The foot of the perpendicular drawn from the origin, on the line, $$3x + y = \lambda (\lambda \neq 0)$$ is $$P$$. If the line meets x-axis at $$A$$ and y-axis at $$B$$, then the ratio $$BP : PA$$ is
Let (x,y) be foot of perpendicular drawn to the point $$(x_1,y_1)$$ on the line $$ax+by+c=0$$
Relation :$$\dfrac{x-x_{1}}{a}=\dfrac{y-y_{1}}{b}=\dfrac{-\left ( ax_{1}+by_{1}+cz_{1} \right )}{a^{2}+b^{2}}$$
Here $$(x_1,y_1)$$=(0,0)

────────────────────────────────────────

__REQUIREMENT A__: Return the records word for word, starting with the first line and going on through the line with "stage-icon <box>714 220 761 264</box>".

__MATERIAL SUPPLIED__:
────────────────────────────────────────

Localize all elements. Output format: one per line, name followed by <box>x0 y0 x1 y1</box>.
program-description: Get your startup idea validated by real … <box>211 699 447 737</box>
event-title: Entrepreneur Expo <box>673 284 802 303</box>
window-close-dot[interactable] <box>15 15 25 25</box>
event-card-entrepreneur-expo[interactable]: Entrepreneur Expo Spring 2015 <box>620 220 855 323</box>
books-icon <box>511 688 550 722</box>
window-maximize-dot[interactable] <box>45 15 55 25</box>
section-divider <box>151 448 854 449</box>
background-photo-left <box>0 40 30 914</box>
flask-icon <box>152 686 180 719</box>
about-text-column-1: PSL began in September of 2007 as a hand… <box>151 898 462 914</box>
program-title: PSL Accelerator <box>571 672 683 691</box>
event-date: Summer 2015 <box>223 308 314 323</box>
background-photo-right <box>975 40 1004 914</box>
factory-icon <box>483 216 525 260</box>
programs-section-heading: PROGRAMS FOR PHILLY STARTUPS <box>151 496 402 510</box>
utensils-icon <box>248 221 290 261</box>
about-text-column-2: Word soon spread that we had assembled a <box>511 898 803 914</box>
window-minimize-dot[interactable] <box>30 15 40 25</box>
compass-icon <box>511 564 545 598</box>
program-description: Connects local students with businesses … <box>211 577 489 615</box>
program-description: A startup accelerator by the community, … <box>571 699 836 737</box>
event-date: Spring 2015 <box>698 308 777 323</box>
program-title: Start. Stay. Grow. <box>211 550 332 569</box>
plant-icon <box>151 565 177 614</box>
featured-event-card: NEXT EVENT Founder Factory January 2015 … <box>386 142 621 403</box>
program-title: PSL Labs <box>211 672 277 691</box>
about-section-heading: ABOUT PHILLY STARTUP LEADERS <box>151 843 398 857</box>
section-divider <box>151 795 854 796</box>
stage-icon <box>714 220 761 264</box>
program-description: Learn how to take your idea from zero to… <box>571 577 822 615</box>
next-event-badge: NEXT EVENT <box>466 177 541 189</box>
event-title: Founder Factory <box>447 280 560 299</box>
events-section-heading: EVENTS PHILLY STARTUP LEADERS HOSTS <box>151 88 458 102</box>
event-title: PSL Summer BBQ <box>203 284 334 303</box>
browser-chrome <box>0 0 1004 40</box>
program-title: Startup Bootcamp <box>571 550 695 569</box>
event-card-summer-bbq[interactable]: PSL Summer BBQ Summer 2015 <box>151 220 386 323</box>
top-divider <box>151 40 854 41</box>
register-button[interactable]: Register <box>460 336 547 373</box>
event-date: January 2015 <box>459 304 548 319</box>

────────────────────────────────────────

__REQUIREMENT B__: Type out the passage on the foot of the perpendicular word for word, starting with "The foot of" and going on through "Here $$(x_1,y_1)$$=(0,0)".

__COMPLETE ANSWER A__:
Localize all elements. Output format: one per line, name followed by <box>x0 y0 x1 y1</box>.
program-description: Get your startup idea validated by real … <box>211 699 447 737</box>
event-title: Entrepreneur Expo <box>673 284 802 303</box>
window-close-dot[interactable] <box>15 15 25 25</box>
event-card-entrepreneur-expo[interactable]: Entrepreneur Expo Spring 2015 <box>620 220 855 323</box>
books-icon <box>511 688 550 722</box>
window-maximize-dot[interactable] <box>45 15 55 25</box>
section-divider <box>151 448 854 449</box>
background-photo-left <box>0 40 30 914</box>
flask-icon <box>152 686 180 719</box>
about-text-column-1: PSL began in September of 2007 as a hand… <box>151 898 462 914</box>
program-title: PSL Accelerator <box>571 672 683 691</box>
event-date: Summer 2015 <box>223 308 314 323</box>
background-photo-right <box>975 40 1004 914</box>
factory-icon <box>483 216 525 260</box>
programs-section-heading: PROGRAMS FOR PHILLY STARTUPS <box>151 496 402 510</box>
utensils-icon <box>248 221 290 261</box>
about-text-column-2: Word soon spread that we had assembled a <box>511 898 803 914</box>
window-minimize-dot[interactable] <box>30 15 40 25</box>
compass-icon <box>511 564 545 598</box>
program-description: Connects local students with businesses … <box>211 577 489 615</box>
program-description: A startup accelerator by the community, … <box>571 699 836 737</box>
event-date: Spring 2015 <box>698 308 777 323</box>
program-title: Start. Stay. Grow. <box>211 550 332 569</box>
plant-icon <box>151 565 177 614</box>
featured-event-card: NEXT EVENT Founder Factory January 2015 … <box>386 142 621 403</box>
program-title: PSL Labs <box>211 672 277 691</box>
about-section-heading: ABOUT PHILLY STARTUP LEADERS <box>151 843 398 857</box>
section-divider <box>151 795 854 796</box>
stage-icon <box>714 220 761 264</box>

__COMPLETE ANSWER B__:
The foot of the perpendicular drawn from the origin, on the line, $$3x + y = \lambda (\lambda \neq 0)$$ is $$P$$. If the line meets x-axis at $$A$$ and y-axis at $$B$$, then the ratio $$BP : PA$$ is
Let (x,y) be foot of perpendicular drawn to the point $$(x_1,y_1)$$ on the line $$ax+by+c=0$$
Relation :$$\dfrac{x-x_{1}}{a}=\dfrac{y-y_{1}}{b}=\dfrac{-\left ( ax_{1}+by_{1}+cz_{1} \right )}{a^{2}+b^{2}}$$
Here $$(x_1,y_1)$$=(0,0)